» **Stated exercise**: Locate the word "screenshot" in the material, then show every line that holds it.

» **Data for processing**:
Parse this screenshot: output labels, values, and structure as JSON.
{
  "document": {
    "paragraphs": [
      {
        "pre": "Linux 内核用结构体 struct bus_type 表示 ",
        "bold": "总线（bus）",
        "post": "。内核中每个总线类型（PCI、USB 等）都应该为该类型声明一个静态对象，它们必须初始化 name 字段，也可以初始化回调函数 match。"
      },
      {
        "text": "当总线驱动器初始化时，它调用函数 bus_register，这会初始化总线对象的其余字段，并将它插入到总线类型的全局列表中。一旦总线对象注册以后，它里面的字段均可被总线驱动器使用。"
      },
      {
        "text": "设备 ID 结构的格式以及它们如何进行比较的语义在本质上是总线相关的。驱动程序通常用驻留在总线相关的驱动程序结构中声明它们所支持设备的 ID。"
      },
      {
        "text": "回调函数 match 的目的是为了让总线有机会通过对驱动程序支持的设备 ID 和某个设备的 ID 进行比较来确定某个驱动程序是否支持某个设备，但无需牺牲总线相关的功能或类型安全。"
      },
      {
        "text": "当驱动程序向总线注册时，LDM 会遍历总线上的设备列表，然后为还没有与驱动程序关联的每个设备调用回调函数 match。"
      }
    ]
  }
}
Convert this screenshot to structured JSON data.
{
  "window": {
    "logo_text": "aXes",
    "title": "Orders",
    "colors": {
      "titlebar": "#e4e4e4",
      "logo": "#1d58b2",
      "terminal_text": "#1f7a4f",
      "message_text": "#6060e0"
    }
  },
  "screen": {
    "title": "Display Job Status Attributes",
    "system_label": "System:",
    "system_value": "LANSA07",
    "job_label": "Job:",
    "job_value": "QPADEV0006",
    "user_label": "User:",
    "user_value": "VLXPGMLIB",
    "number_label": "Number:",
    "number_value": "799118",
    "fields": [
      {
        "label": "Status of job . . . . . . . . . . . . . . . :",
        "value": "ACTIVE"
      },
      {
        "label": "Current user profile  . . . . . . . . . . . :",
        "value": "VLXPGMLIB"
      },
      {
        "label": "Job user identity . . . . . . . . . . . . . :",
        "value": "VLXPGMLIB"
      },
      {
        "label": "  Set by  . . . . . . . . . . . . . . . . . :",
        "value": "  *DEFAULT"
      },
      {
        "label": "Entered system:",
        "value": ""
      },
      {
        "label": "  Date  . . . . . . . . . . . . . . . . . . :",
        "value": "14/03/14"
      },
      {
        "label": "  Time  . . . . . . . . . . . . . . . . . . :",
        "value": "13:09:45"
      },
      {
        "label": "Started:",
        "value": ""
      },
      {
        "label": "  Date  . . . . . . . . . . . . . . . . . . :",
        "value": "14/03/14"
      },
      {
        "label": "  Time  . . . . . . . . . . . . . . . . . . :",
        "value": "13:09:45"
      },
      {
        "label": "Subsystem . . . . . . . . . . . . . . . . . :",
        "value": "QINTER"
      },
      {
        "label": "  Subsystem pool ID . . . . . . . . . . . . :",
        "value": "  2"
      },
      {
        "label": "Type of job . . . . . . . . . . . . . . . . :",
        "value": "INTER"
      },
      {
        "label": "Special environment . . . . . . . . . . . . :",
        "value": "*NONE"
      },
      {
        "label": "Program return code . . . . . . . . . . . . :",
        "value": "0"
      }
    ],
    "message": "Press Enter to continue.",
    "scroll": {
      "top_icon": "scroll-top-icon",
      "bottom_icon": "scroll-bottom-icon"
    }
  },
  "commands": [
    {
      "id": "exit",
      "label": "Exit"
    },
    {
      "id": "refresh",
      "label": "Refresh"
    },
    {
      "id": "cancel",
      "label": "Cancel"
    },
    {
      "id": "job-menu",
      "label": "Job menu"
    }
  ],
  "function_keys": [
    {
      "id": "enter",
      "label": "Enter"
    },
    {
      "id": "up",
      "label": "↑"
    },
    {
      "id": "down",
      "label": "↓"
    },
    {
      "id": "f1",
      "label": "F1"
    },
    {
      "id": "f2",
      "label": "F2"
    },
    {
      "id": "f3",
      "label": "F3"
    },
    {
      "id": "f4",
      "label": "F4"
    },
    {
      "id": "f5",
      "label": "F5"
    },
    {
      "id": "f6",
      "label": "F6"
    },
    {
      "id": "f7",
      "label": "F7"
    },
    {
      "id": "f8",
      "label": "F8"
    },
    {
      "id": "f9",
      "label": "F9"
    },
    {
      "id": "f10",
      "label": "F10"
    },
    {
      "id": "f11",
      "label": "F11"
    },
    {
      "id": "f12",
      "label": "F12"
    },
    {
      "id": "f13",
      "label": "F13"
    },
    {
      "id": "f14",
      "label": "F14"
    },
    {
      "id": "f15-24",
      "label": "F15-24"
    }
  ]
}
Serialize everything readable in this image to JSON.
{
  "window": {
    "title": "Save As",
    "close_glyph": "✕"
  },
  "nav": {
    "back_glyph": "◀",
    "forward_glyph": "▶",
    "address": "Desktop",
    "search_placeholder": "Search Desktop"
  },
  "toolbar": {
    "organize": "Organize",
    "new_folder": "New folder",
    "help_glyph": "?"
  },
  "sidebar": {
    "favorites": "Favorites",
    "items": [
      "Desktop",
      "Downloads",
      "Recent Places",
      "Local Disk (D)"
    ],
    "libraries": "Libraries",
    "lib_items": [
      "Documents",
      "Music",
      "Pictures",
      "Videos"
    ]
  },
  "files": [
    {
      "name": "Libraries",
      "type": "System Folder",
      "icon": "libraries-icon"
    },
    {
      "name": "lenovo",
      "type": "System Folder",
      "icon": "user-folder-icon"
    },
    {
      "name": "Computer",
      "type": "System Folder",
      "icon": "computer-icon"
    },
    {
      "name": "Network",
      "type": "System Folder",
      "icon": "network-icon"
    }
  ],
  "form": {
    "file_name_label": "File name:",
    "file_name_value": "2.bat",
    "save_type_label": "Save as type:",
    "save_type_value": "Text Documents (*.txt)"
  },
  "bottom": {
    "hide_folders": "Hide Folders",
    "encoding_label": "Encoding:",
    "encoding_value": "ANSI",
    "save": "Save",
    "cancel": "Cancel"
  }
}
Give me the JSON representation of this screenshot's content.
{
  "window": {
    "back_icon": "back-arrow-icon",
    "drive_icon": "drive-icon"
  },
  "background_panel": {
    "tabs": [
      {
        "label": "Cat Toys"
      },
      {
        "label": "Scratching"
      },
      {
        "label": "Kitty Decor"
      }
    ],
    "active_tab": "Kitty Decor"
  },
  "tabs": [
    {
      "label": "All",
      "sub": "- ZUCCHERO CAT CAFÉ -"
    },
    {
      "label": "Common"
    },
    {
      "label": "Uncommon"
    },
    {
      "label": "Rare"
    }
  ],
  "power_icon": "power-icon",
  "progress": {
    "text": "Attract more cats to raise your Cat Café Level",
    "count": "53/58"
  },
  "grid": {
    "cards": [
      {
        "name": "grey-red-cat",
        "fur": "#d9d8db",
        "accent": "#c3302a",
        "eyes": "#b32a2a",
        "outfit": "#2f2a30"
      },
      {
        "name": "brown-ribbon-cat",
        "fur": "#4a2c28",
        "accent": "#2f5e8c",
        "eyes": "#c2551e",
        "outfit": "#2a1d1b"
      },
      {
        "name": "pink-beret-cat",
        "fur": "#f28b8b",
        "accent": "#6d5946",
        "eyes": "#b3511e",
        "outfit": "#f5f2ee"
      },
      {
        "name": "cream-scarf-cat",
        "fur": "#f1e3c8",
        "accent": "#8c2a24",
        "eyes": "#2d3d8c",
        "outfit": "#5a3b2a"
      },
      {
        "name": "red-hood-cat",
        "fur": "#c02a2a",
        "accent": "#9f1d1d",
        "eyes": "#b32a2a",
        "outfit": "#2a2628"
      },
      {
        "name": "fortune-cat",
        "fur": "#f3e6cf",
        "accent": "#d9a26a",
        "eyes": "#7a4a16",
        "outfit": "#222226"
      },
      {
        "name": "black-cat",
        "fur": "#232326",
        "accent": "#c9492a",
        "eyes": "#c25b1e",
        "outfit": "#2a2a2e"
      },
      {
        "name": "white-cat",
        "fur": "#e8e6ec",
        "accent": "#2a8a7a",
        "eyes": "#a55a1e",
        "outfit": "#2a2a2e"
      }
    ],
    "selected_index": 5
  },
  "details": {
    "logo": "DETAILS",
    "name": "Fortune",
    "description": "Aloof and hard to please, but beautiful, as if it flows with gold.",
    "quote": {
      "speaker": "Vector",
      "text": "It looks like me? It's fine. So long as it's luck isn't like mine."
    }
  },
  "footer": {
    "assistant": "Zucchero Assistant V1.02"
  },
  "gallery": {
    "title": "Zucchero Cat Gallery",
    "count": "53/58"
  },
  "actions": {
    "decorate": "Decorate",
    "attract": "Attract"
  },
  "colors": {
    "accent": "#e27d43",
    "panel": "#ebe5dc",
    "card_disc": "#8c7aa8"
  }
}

» **Full response**:
Parse this screenshot: output labels, values, and structure as JSON.
Convert this screenshot to structured JSON data.
Give me the JSON representation of this screenshot's content.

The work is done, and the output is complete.